= OBJETIVO =
Reescreva o trecho selecionado começando em "Num momento em" e seguindo até "a nova realidade.", substituindo "ferramenta" por "arma".

= TRECHO SELECIONADO =
O livro resulta de uma série de
entrevistas concedidas a Antonio
Polito, correspondente em Londres do jornal italiano "La Repubblica".
Depois de ter composto o mais
completo painel do período contemporâneo, com sua monumental tetralogia "A Era das Revoluções", "A Era do Capital", "A Era
dos Impérios" e "A Era dos Extremos", o mestre acrescenta agora
uma espécie de capítulo final, examinando as tendências dominantes do fim do século 20 e refletindo sobre seus efeitos na definição
do que poderá ser o 21.
Ao contrário do que possa parecer, as cogitações do professor
Hobsbawm estão longe de representar um mero exercício de futurologia. Sua obra é uma prova cabal do grau de maturidade e sofisticação que o raciocínio histórico
atingiu na atualidade.
Num momento em que a aceleração tecnológica contrai a percepção do tempo, fazendo com
que as pessoas, em especial os
mais jovens, tenham dificuldade
em distinguir o que ocorreu há
cinco ou 50 anos, a consciência
histórica se torna uma ferramenta
particularmente estratégica para
enfrentar a nova realidade.

= TRECHOS DAS LINHAS =
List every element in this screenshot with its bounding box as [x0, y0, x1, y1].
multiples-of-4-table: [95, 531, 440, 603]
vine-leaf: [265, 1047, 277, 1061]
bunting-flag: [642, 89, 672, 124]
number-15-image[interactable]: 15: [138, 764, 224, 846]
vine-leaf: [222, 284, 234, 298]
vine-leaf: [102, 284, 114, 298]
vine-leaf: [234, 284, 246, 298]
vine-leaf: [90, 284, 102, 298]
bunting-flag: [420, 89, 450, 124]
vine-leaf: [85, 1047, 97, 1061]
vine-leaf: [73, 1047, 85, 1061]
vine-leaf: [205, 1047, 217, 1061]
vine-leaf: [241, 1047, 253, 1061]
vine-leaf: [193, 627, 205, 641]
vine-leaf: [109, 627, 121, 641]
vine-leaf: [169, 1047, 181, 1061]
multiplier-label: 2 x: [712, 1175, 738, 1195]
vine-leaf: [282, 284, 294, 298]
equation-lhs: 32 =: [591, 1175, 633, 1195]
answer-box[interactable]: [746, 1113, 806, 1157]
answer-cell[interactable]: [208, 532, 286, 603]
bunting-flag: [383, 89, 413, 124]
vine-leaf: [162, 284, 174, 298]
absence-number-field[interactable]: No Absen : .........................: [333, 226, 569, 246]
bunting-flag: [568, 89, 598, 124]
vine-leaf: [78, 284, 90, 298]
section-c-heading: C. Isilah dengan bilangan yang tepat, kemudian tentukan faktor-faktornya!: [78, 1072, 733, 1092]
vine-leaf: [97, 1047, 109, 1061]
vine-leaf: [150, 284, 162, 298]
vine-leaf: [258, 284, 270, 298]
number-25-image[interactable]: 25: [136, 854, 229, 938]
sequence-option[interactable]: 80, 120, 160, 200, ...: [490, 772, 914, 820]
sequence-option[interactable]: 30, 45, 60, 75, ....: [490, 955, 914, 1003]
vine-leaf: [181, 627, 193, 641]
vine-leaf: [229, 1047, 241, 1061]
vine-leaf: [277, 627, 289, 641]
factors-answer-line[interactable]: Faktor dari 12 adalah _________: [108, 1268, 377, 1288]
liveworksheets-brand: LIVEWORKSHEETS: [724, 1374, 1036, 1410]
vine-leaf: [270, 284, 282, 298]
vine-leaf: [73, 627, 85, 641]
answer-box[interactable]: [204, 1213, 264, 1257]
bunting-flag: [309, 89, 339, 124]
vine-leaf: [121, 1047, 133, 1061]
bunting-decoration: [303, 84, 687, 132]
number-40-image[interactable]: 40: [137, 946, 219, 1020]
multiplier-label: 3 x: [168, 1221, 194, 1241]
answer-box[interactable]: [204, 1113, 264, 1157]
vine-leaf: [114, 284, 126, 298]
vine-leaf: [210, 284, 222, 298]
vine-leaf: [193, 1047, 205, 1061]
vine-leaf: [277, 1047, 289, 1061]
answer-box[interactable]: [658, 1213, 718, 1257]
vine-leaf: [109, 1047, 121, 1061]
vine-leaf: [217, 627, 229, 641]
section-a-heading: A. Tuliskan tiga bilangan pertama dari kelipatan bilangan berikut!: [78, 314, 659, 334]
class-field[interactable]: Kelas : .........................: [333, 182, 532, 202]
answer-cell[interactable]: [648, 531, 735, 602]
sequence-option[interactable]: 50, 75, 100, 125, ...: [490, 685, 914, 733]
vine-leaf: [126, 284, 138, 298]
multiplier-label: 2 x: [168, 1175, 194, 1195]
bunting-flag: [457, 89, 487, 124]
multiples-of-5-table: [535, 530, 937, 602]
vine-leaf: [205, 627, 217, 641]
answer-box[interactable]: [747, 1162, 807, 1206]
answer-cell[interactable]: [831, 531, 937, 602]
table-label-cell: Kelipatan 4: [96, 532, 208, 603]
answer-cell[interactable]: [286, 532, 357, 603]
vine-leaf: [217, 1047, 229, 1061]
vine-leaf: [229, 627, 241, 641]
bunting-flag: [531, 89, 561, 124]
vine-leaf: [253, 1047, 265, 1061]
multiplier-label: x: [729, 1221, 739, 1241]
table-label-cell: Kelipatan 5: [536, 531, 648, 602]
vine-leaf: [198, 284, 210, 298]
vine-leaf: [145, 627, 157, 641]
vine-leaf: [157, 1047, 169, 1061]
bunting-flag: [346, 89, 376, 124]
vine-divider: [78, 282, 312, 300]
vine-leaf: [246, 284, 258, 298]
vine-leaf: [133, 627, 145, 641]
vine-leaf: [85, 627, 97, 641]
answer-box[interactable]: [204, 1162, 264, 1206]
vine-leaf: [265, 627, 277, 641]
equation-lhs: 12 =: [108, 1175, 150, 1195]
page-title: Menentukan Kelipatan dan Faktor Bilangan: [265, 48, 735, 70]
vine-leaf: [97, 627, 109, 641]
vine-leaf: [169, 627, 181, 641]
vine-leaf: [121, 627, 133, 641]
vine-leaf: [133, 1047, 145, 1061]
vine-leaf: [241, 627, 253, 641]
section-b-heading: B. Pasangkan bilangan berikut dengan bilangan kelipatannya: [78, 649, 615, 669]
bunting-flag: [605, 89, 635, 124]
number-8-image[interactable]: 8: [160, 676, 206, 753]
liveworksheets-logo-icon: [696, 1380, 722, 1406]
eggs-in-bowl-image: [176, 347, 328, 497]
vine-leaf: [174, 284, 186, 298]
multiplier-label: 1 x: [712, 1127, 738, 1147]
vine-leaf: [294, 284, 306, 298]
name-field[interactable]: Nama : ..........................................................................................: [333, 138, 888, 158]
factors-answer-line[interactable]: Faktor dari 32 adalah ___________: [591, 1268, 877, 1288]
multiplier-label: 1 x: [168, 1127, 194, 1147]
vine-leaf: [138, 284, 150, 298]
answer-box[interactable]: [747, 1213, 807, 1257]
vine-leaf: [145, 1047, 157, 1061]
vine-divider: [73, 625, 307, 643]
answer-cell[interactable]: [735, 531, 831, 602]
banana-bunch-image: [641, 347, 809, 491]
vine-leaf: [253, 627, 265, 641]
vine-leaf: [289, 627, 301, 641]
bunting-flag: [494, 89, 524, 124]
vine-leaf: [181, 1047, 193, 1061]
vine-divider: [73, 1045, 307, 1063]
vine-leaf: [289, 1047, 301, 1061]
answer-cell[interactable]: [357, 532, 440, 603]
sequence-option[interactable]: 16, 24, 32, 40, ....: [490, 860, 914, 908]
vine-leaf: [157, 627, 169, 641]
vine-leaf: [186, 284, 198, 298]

= EXERCÍCIO RESOLVIDO =
Num momento em que a aceleração tecnológica contrai a percepção do tempo, fazendo com
que as pessoas, em especial os
mais jovens, tenham dificuldade
em distinguir o que ocorreu há
cinco ou 50 anos, a consciência
histórica se torna uma arma
particularmente estratégica para
enfrentar a nova realidade.